**EXCERTO:**

A chegada à Casa das Histórias não nos conta grandes novidades: a entrada faz-se por um pórtico, simples, com um desenho bastante ‘Siza alike’, um percurso em linha recta (em ângulo com o passeio urbano) e a chegada ao edifício.

Visto do exterior, todo o edifício nos parece um extenso embasamento de duas grandes ‘chaminés’*... Talvez seja este pormenor e a cor sanguínea que cobre as paredes que nos transportam, como sugere o nome, para as fábulas... Talvez Hansel e Gretel tivessem gostado de lá viver... quem sabe Paula Rego não lhes daria vida, uma vida amórfica e de traços rudes... talvez o conto infantil dos irmãos Grimm deixasse de fazer sentido para crianças e pudesse alertar o espectador mais desatento para a ‘crueza’ que a artista retrata, entre cenas bucólico-dramáticas e cenários que apelam ao diabólico que cada um tem, em sonhos ou... até não!

Quando entramos - há que fazer esta analepse! -, somos recebidos por um amplo átrio, branco, de pé direito 'acolhedor'. A entrada é gratuita, ainda que possamos sentir aquela vozinha do 'diabinho do ombro esquerdo' a sugerir que é a nossa contribuição que permite que o museu se mantenha gratuito - e não, não estou a falar-vos dos nossos impostos, estou a falar da caixinha em acrílico onde se podem ver umas notinhas e moedas perdidas... quase tão sós como me senti durante todo o percurso expositivo e como, atrever-me-ia a dizer, se terá sentido Paula Rego no seu atelier londrino... A tão amada artista portuguesa que partiu, na década de 50 para estudar na Slade School of Fine Art, escola de Belas Artes da capital inglesa, onde se radicou nos anos 70... e n.u.n.c.a m.a.i.s voltou!

O museu, em si, encontra-se dividido em sete salas expositivas — mais uma sala para exposições temporárias, que está, no momento, encerrada —, onde a área vai diminuindo, o pé direito vai constrangindo, a luz natural vai desaparecendo... o auditório, a cafetaria e a loja, onde podemos encontrar, entre outras recordações, postais, ímans, canecas, cadernos e livros da obra da artista para quem Eduardo Souto de Moura desenhou este museu.

**LISTAGEM:**
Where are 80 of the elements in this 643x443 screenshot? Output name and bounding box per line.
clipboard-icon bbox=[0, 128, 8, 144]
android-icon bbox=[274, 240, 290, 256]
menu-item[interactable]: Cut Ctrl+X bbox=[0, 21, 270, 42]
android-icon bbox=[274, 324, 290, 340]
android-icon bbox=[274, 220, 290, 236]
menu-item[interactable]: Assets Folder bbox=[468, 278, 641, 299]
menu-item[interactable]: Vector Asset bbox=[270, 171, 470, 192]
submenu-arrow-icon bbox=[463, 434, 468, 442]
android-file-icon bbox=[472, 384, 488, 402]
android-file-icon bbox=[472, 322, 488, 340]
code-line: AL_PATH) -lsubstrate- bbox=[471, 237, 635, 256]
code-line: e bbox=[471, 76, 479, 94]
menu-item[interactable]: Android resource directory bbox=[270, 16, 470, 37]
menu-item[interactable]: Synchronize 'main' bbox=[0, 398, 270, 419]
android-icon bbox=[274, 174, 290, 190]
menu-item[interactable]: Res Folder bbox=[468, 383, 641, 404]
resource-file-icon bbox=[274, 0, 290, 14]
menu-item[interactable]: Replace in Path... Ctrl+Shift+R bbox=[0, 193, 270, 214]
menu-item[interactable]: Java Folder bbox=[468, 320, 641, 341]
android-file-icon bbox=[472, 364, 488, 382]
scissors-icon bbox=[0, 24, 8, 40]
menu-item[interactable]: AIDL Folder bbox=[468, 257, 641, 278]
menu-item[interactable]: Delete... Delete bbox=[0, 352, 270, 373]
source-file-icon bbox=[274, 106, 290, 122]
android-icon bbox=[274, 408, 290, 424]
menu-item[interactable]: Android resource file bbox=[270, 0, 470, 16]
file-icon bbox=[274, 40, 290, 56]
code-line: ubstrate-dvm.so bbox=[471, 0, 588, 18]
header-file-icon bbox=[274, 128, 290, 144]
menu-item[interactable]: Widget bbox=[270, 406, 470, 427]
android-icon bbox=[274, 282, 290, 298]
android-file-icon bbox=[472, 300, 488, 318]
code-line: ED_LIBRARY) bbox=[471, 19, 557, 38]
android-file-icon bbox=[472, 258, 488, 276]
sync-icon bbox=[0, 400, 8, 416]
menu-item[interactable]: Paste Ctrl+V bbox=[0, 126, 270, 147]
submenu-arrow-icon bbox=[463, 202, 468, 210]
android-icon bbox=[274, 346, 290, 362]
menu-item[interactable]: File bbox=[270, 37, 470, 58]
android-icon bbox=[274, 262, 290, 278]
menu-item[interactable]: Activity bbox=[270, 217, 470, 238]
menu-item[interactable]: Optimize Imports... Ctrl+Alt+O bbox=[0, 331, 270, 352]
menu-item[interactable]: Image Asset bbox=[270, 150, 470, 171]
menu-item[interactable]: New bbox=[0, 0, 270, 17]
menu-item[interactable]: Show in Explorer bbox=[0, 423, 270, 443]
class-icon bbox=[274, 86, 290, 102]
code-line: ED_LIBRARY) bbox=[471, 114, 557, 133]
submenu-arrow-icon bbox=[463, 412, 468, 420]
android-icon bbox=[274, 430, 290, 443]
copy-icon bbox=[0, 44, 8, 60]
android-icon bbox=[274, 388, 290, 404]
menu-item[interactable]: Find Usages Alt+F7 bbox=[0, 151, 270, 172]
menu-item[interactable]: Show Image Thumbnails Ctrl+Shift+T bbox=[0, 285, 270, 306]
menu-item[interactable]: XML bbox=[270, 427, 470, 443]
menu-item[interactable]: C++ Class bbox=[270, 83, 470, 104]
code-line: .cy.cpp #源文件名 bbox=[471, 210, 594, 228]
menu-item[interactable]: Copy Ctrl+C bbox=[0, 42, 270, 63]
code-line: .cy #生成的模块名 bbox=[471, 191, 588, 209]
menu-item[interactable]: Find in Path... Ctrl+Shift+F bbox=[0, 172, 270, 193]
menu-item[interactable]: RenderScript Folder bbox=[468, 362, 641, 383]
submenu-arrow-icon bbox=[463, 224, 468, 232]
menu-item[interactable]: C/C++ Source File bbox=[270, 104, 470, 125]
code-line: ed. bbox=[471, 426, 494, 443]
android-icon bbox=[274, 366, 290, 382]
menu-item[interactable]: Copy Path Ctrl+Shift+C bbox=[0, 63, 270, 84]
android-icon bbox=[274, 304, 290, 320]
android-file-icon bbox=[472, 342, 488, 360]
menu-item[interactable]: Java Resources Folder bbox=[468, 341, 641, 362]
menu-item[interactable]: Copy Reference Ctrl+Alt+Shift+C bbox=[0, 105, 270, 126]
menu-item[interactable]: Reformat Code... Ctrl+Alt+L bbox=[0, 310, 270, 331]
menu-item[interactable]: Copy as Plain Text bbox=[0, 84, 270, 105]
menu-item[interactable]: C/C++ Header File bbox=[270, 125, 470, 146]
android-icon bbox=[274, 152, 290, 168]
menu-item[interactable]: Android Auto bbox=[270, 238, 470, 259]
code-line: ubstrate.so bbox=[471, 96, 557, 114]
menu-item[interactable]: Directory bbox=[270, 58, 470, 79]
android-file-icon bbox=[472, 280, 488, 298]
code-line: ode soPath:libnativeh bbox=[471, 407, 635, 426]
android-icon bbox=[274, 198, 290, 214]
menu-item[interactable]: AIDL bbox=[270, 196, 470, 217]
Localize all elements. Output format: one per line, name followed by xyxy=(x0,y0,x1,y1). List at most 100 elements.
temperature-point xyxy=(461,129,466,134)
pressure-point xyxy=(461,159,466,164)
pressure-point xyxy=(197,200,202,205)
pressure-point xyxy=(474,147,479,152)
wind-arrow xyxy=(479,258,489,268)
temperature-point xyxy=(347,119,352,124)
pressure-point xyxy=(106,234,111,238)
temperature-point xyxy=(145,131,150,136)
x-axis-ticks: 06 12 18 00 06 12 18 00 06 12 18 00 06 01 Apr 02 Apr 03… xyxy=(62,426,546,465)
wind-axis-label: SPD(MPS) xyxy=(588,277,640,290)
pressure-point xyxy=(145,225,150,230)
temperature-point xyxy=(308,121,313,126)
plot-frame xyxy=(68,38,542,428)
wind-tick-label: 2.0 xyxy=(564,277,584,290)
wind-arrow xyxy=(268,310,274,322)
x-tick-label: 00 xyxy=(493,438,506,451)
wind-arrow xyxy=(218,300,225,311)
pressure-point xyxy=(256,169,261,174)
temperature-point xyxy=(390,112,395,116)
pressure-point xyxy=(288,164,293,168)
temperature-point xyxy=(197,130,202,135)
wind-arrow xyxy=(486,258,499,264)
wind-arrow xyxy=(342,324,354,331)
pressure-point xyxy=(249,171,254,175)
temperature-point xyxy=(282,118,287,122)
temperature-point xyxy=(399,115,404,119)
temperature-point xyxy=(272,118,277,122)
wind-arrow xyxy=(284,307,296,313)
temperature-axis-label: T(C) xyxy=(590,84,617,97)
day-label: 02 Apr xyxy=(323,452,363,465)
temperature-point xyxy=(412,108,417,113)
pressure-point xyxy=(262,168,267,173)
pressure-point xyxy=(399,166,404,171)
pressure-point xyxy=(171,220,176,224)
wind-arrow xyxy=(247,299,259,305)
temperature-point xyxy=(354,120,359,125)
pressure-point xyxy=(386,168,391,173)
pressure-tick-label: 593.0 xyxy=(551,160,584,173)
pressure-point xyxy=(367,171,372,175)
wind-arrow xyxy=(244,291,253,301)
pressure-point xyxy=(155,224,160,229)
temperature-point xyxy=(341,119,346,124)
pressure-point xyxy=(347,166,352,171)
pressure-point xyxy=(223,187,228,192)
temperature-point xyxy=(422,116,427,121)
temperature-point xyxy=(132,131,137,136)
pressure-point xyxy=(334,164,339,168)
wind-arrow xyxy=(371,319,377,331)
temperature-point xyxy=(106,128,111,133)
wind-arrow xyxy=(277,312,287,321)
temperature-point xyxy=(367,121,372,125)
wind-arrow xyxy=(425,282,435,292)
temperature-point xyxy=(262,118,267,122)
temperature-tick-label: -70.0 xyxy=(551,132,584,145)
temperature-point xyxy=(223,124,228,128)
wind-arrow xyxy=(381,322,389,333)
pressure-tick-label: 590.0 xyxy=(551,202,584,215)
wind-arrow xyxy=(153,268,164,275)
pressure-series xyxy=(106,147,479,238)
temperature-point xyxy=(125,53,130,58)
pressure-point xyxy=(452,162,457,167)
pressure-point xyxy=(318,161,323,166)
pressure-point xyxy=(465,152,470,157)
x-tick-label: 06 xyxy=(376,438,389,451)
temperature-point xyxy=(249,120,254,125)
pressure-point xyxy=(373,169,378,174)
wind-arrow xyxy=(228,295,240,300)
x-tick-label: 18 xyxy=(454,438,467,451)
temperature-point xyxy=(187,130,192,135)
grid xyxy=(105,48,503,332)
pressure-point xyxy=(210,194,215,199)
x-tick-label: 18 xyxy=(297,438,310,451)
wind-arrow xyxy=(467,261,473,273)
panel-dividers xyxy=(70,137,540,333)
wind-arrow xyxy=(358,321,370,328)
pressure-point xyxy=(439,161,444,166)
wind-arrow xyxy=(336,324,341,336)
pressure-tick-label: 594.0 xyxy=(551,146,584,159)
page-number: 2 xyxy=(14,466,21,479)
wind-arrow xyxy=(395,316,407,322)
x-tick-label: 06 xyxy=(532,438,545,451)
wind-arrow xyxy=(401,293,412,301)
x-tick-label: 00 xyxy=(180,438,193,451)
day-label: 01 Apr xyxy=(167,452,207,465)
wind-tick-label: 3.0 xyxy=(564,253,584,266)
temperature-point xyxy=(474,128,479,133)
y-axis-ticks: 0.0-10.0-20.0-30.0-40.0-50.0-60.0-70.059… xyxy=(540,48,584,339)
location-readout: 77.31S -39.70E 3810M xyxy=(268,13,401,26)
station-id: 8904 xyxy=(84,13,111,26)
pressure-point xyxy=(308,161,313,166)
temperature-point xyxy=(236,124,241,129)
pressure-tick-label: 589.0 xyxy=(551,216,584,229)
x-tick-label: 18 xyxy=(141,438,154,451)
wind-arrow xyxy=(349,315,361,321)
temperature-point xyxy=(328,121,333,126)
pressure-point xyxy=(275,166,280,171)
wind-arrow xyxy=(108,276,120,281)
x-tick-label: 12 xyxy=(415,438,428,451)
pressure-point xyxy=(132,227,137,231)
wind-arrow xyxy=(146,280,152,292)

**OBJETIVO 1:**
No excerto sobre a Casa das Histórias, quem desenhou o museu?
**OBJETIVO 2:**
Continue o excerto sobre a Casa das Histórias a partir da última frase.

**RESPOSTA 1:**
Eduardo Souto de Moura.

**RESPOSTA 2:**
Claro que o edifício tem, também, uma complexa área de serviços, mas que graça tem falarmos disso depois de tudo o que já explorámos?!

Podia, ainda, explicar aqui que as últimas salas são a 'vida mais crua da artista', expõem o que sentiu quando perdeu o marido (Victor Willing, pintor), em 1988, e que por isso é que não têm luz natural e o espaço é mais 'sombrio' e 'reservado', mas a carga que tem não o saber e só o perceber ao ver de perto as suas bruxas a exorcizar uma dor que parece uma dança de alegria, um pedido aos deuses nos quais nem sabemos se alguma vez acreditou...?! Nos ‘demónios’ sabemos bem que sim...

Nas primeiras salas podemos espreitar, afastando os planos de cortina como se ninguém estivesse a ver, para um pátio retangular - oh, alguém podia cuidar daquele 'jardim', mas duvido que Paula Rego visse numa relva certinha mais beleza do que naquelas ervas daninhas, ruins de acertar!

Voltamos ao átrio de distribuição, damos um saltinho à loja, compramos o ‘postaleco’ e voltamos a percorrer a Avenida da República de uma Cascais que parece alheia à história que aquele pedacinho de património cultural nos conta ainda antes de lá entrarmos...

Haja, pois, sol, praia e gelados!

*A sua forma é inspirada nos telhados das casas apalaçadas da região (ver arquitectura de Raul Lino). Curiosidade: Das sete salas que em que se divide o museu, sem contarmos com a sala de exposições temporárias que, como referi, se encontra encerrada, no momento, e, como a exposição é renovada, mais ou menos, de seis em seis meses, o número de salas dedicadas estritamente à obra de Paula Rego varia. No momento da minha visita, eram cinco as salas onde estavam expostas obras da artista, estando as outras duas salas ocupadas com obras de Pedro Calapez e Maria João Worm.